Saved entries
++++

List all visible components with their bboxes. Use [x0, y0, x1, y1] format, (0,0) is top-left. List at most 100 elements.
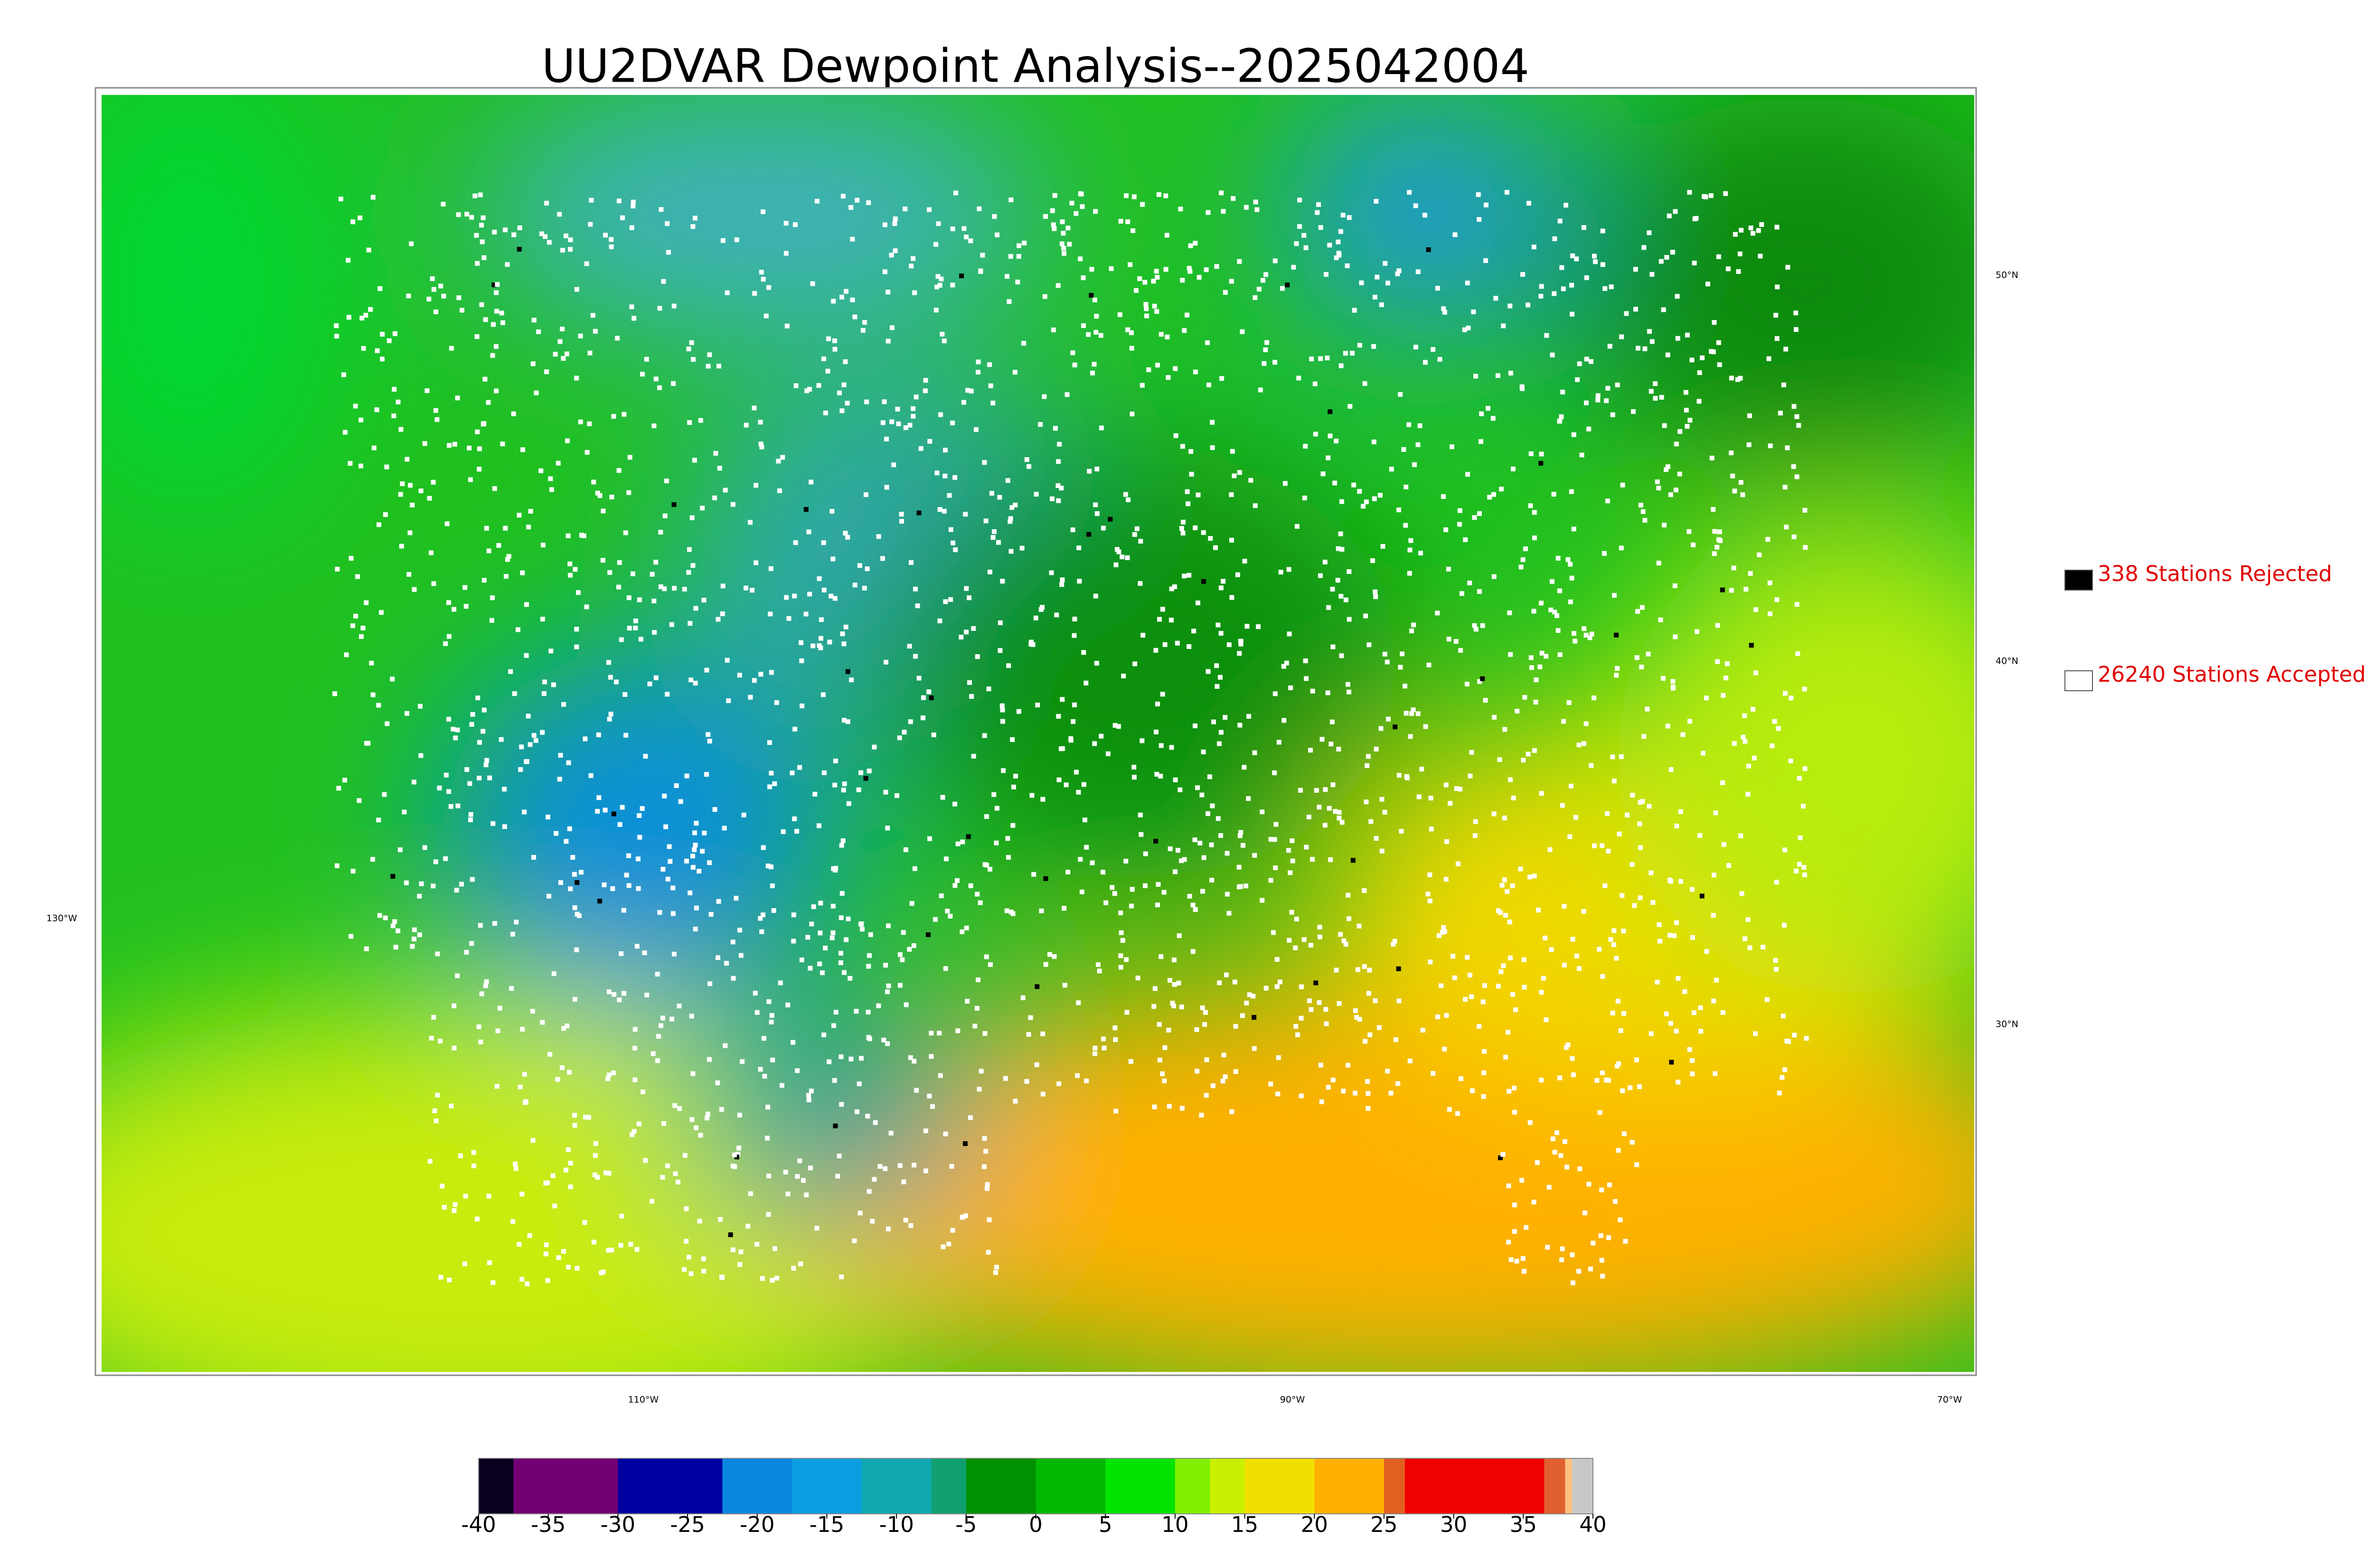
station — [1476, 192, 1481, 197]
station — [592, 1173, 597, 1178]
station — [765, 864, 771, 869]
station — [744, 423, 749, 428]
station — [360, 625, 366, 630]
station — [795, 1174, 800, 1179]
station — [472, 193, 478, 198]
station — [519, 744, 524, 750]
station — [1373, 589, 1378, 594]
station — [1773, 313, 1779, 318]
station — [1215, 684, 1220, 689]
station — [1404, 484, 1409, 489]
station — [495, 282, 500, 287]
station — [1051, 327, 1056, 332]
station — [1297, 197, 1302, 203]
station — [1427, 898, 1432, 903]
station — [671, 303, 677, 309]
station — [797, 1158, 802, 1164]
station — [993, 1270, 999, 1275]
station — [1133, 288, 1139, 293]
station — [1444, 839, 1450, 844]
station — [1320, 471, 1326, 477]
title: UU2DVAR Dewpoint Analysis--2025042004 — [542, 39, 1529, 93]
station — [1343, 351, 1348, 356]
station — [1558, 1153, 1564, 1158]
station — [1773, 967, 1779, 972]
station — [948, 597, 953, 602]
station — [1504, 190, 1509, 195]
station — [758, 420, 763, 425]
station — [1619, 545, 1624, 551]
station — [1293, 945, 1298, 950]
station — [968, 238, 973, 244]
station — [443, 856, 448, 861]
station — [1698, 1005, 1703, 1010]
station — [1303, 245, 1309, 250]
colorbar: -40 -35 -30 -25 -20 -15 -10 -5 0 5 10 15 20 25 30 35 40 — [461, 1458, 1607, 1537]
station — [848, 1056, 854, 1061]
station — [1781, 382, 1786, 387]
station — [586, 1115, 592, 1120]
station — [1286, 848, 1291, 853]
station — [1131, 775, 1137, 780]
station — [1238, 638, 1243, 644]
station — [1295, 1032, 1300, 1037]
station — [1662, 523, 1667, 528]
station — [620, 215, 625, 220]
station — [486, 1193, 491, 1199]
station — [1196, 492, 1201, 498]
station — [1742, 713, 1747, 718]
station — [1783, 347, 1789, 352]
station — [1490, 416, 1496, 421]
station — [748, 695, 753, 700]
station — [1548, 607, 1554, 612]
station — [818, 636, 823, 641]
station — [845, 669, 850, 674]
station — [1638, 895, 1643, 901]
station — [1204, 1093, 1209, 1098]
station — [1630, 793, 1635, 798]
station — [1789, 695, 1794, 701]
station — [716, 955, 721, 960]
station — [568, 247, 573, 252]
station — [1317, 925, 1322, 930]
station — [620, 805, 625, 810]
station — [921, 695, 926, 700]
station — [1072, 362, 1077, 367]
station — [770, 883, 775, 888]
station — [1564, 1164, 1569, 1170]
station — [927, 836, 933, 841]
station — [1131, 194, 1137, 199]
station — [772, 781, 777, 786]
station — [1576, 742, 1582, 748]
station — [1140, 383, 1145, 388]
station — [636, 886, 641, 891]
station — [1527, 874, 1532, 880]
station — [698, 418, 703, 423]
station — [731, 976, 736, 981]
station — [867, 769, 872, 774]
station — [918, 446, 923, 451]
station — [778, 980, 783, 986]
station — [632, 1045, 638, 1051]
station — [1647, 804, 1652, 809]
station — [504, 574, 509, 579]
station — [971, 753, 976, 759]
station — [1459, 591, 1464, 596]
station — [1341, 1089, 1346, 1094]
station — [1531, 1200, 1536, 1205]
station — [870, 1219, 875, 1224]
station — [965, 999, 970, 1004]
station — [1167, 1104, 1172, 1109]
station — [1711, 507, 1716, 512]
station — [1483, 202, 1488, 207]
station — [809, 479, 814, 485]
station — [431, 581, 436, 586]
station — [1309, 357, 1314, 362]
station — [1065, 392, 1070, 397]
station — [358, 634, 364, 639]
station — [669, 1016, 675, 1022]
station — [1195, 785, 1200, 790]
station — [1353, 1090, 1358, 1096]
station — [503, 227, 508, 233]
station — [715, 1080, 720, 1086]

++++

REQUEST => Reproduce every line of the records with each occurrence of "station" renamed to "observation point", keeping everything else unchanged. Leave the pictures out of the answer.

COMPLETE ANSWER =>
List all visible components with their bboxes. Use [x0, y0, x1, y1] format, (0,0) is top-left. List at most 100 elements.
observation point — [1476, 192, 1481, 197]
observation point — [592, 1173, 597, 1178]
observation point — [765, 864, 771, 869]
observation point — [744, 423, 749, 428]
observation point — [360, 625, 366, 630]
observation point — [795, 1174, 800, 1179]
observation point — [472, 193, 478, 198]
observation point — [519, 744, 524, 750]
observation point — [1373, 589, 1378, 594]
observation point — [1773, 313, 1779, 318]
observation point — [1215, 684, 1220, 689]
observation point — [1404, 484, 1409, 489]
observation point — [495, 282, 500, 287]
observation point — [1051, 327, 1056, 332]
observation point — [1297, 197, 1302, 203]
observation point — [1427, 898, 1432, 903]
observation point — [671, 303, 677, 309]
observation point — [797, 1158, 802, 1164]
observation point — [993, 1270, 999, 1275]
observation point — [1133, 288, 1139, 293]
observation point — [1444, 839, 1450, 844]
observation point — [1320, 471, 1326, 477]
title: UU2DVAR Dewpoint Analysis--2025042004 — [542, 39, 1529, 93]
observation point — [1343, 351, 1348, 356]
observation point — [1558, 1153, 1564, 1158]
observation point — [1773, 967, 1779, 972]
observation point — [948, 597, 953, 602]
observation point — [1504, 190, 1509, 195]
observation point — [758, 420, 763, 425]
observation point — [1619, 545, 1624, 551]
observation point — [1293, 945, 1298, 950]
observation point — [968, 238, 973, 244]
observation point — [443, 856, 448, 861]
observation point — [1698, 1005, 1703, 1010]
observation point — [1303, 245, 1309, 250]
colorbar: -40 -35 -30 -25 -20 -15 -10 -5 0 5 10 15 20 25 30 35 40 — [461, 1458, 1607, 1537]
observation point — [848, 1056, 854, 1061]
observation point — [1781, 382, 1786, 387]
observation point — [586, 1115, 592, 1120]
observation point — [1286, 848, 1291, 853]
observation point — [1131, 775, 1137, 780]
observation point — [1238, 638, 1243, 644]
observation point — [1295, 1032, 1300, 1037]
observation point — [1662, 523, 1667, 528]
observation point — [620, 215, 625, 220]
observation point — [486, 1193, 491, 1199]
observation point — [1196, 492, 1201, 498]
observation point — [1742, 713, 1747, 718]
observation point — [1783, 347, 1789, 352]
observation point — [1490, 416, 1496, 421]
observation point — [748, 695, 753, 700]
observation point — [1548, 607, 1554, 612]
observation point — [818, 636, 823, 641]
observation point — [845, 669, 850, 674]
observation point — [1638, 895, 1643, 901]
observation point — [1204, 1093, 1209, 1098]
observation point — [1630, 793, 1635, 798]
observation point — [1789, 695, 1794, 701]
observation point — [716, 955, 721, 960]
observation point — [568, 247, 573, 252]
observation point — [1317, 925, 1322, 930]
observation point — [620, 805, 625, 810]
observation point — [921, 695, 926, 700]
observation point — [1072, 362, 1077, 367]
observation point — [770, 883, 775, 888]
observation point — [1564, 1164, 1569, 1170]
observation point — [927, 836, 933, 841]
observation point — [1131, 194, 1137, 199]
observation point — [772, 781, 777, 786]
observation point — [1576, 742, 1582, 748]
observation point — [1140, 383, 1145, 388]
observation point — [636, 886, 641, 891]
observation point — [1527, 874, 1532, 880]
observation point — [698, 418, 703, 423]
observation point — [731, 976, 736, 981]
observation point — [867, 769, 872, 774]
observation point — [918, 446, 923, 451]
observation point — [778, 980, 783, 986]
observation point — [632, 1045, 638, 1051]
observation point — [1647, 804, 1652, 809]
observation point — [504, 574, 509, 579]
observation point — [971, 753, 976, 759]
observation point — [1459, 591, 1464, 596]
observation point — [1341, 1089, 1346, 1094]
observation point — [1531, 1200, 1536, 1205]
observation point — [870, 1219, 875, 1224]
observation point — [965, 999, 970, 1004]
observation point — [1167, 1104, 1172, 1109]
observation point — [1711, 507, 1716, 512]
observation point — [1483, 202, 1488, 207]
observation point — [809, 479, 814, 485]
observation point — [431, 581, 436, 586]
observation point — [1309, 357, 1314, 362]
observation point — [1065, 392, 1070, 397]
observation point — [358, 634, 364, 639]
observation point — [669, 1016, 675, 1022]
observation point — [1195, 785, 1200, 790]
observation point — [1353, 1090, 1358, 1096]
observation point — [503, 227, 508, 233]
observation point — [715, 1080, 720, 1086]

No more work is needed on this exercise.